# [STATED EXERCISE]
Convert each row below into a JSON list of strings with one string per line, omitting any blank lines.

# [INPUT FOR THIS TASK]

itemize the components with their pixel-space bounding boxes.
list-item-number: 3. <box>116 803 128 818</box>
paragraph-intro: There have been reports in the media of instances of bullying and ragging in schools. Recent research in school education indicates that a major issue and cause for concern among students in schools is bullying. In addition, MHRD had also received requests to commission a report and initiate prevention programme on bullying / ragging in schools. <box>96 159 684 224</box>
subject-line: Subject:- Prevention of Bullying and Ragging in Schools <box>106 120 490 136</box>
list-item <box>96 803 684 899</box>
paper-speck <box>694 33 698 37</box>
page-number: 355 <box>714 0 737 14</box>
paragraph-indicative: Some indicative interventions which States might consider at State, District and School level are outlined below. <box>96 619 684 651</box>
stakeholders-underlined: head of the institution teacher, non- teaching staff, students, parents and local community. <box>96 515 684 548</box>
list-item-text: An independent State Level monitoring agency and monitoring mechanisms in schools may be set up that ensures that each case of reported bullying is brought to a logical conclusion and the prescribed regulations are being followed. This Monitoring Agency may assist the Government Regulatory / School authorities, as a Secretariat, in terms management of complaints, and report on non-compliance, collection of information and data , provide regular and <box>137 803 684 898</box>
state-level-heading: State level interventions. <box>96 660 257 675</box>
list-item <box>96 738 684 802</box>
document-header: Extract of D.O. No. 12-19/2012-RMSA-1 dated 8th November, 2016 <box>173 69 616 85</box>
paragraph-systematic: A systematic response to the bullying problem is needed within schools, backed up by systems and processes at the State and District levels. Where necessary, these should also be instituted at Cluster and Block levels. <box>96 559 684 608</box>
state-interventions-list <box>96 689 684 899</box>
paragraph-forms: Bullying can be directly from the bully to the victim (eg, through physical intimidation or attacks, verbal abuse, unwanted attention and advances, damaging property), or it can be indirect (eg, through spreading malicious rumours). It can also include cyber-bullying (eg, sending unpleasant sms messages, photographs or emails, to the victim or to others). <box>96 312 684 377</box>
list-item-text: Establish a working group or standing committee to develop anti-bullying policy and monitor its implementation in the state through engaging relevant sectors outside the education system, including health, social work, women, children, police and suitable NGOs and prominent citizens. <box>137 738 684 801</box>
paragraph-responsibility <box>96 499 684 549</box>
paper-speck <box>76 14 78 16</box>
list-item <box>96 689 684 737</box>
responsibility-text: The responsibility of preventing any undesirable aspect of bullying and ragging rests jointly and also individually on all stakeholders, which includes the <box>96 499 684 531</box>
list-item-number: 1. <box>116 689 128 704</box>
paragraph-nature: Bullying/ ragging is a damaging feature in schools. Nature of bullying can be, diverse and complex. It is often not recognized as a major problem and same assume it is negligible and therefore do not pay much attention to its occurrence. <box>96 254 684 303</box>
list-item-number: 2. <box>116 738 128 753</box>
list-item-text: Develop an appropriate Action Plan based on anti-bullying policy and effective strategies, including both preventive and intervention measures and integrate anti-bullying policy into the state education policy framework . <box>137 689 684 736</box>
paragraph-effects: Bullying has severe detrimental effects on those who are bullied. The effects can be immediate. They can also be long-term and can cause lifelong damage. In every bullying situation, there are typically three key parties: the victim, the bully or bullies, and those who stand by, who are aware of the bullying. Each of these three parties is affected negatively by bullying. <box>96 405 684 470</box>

# [EXERCISE ANSWER]
[
  "itemize the components with their pixel-space bounding boxes.",
  "list-item-number: 3. <box>116 803 128 818</box>",
  "paragraph-intro: There have been reports in the media of instances of bullying and ragging in schools. Recent research in school education indicates that a major issue and cause for concern among students in schools is bullying. In addition, MHRD had also received requests to commission a report and initiate prevention programme on bullying / ragging in schools. <box>96 159 684 224</box>",
  "subject-line: Subject:- Prevention of Bullying and Ragging in Schools <box>106 120 490 136</box>",
  "list-item <box>96 803 684 899</box>",
  "paper-speck <box>694 33 698 37</box>",
  "page-number: 355 <box>714 0 737 14</box>",
  "paragraph-indicative: Some indicative interventions which States might consider at State, District and School level are outlined below. <box>96 619 684 651</box>",
  "stakeholders-underlined: head of the institution teacher, non- teaching staff, students, parents and local community. <box>96 515 684 548</box>",
  "list-item-text: An independent State Level monitoring agency and monitoring mechanisms in schools may be set up that ensures that each case of reported bullying is brought to a logical conclusion and the prescribed regulations are being followed. This Monitoring Agency may assist the Government Regulatory / School authorities, as a Secretariat, in terms management of complaints, and report on non-compliance, collection of information and data , provide regular and <box>137 803 684 898</box>",
  "state-level-heading: State level interventions. <box>96 660 257 675</box>",
  "list-item <box>96 738 684 802</box>",
  "document-header: Extract of D.O. No. 12-19/2012-RMSA-1 dated 8th November, 2016 <box>173 69 616 85</box>",
  "paragraph-systematic: A systematic response to the bullying problem is needed within schools, backed up by systems and processes at the State and District levels. Where necessary, these should also be instituted at Cluster and Block levels. <box>96 559 684 608</box>",
  "state-interventions-list <box>96 689 684 899</box>",
  "paragraph-forms: Bullying can be directly from the bully to the victim (eg, through physical intimidation or attacks, verbal abuse, unwanted attention and advances, damaging property), or it can be indirect (eg, through spreading malicious rumours). It can also include cyber-bullying (eg, sending unpleasant sms messages, photographs or emails, to the victim or to others). <box>96 312 684 377</box>",
  "list-item-text: Establish a working group or standing committee to develop anti-bullying policy and monitor its implementation in the state through engaging relevant sectors outside the education system, including health, social work, women, children, police and suitable NGOs and prominent citizens. <box>137 738 684 801</box>",
  "paragraph-responsibility <box>96 499 684 549</box>",
  "paper-speck <box>76 14 78 16</box>",
  "list-item <box>96 689 684 737</box>",
  "responsibility-text: The responsibility of preventing any undesirable aspect of bullying and ragging rests jointly and also individually on all stakeholders, which includes the <box>96 499 684 531</box>",
  "list-item-number: 1. <box>116 689 128 704</box>",
  "paragraph-nature: Bullying/ ragging is a damaging feature in schools. Nature of bullying can be, diverse and complex. It is often not recognized as a major problem and same assume it is negligible and therefore do not pay much attention to its occurrence. <box>96 254 684 303</box>",
  "list-item-number: 2. <box>116 738 128 753</box>",
  "list-item-text: Develop an appropriate Action Plan based on anti-bullying policy and effective strategies, including both preventive and intervention measures and integrate anti-bullying policy into the state education policy framework . <box>137 689 684 736</box>",
  "paragraph-effects: Bullying has severe detrimental effects on those who are bullied. The effects can be immediate. They can also be long-term and can cause lifelong damage. In every bullying situation, there are typically three key parties: the victim, the bully or bullies, and those who stand by, who are aware of the bullying. Each of these three parties is affected negatively by bullying. <box>96 405 684 470</box>"
]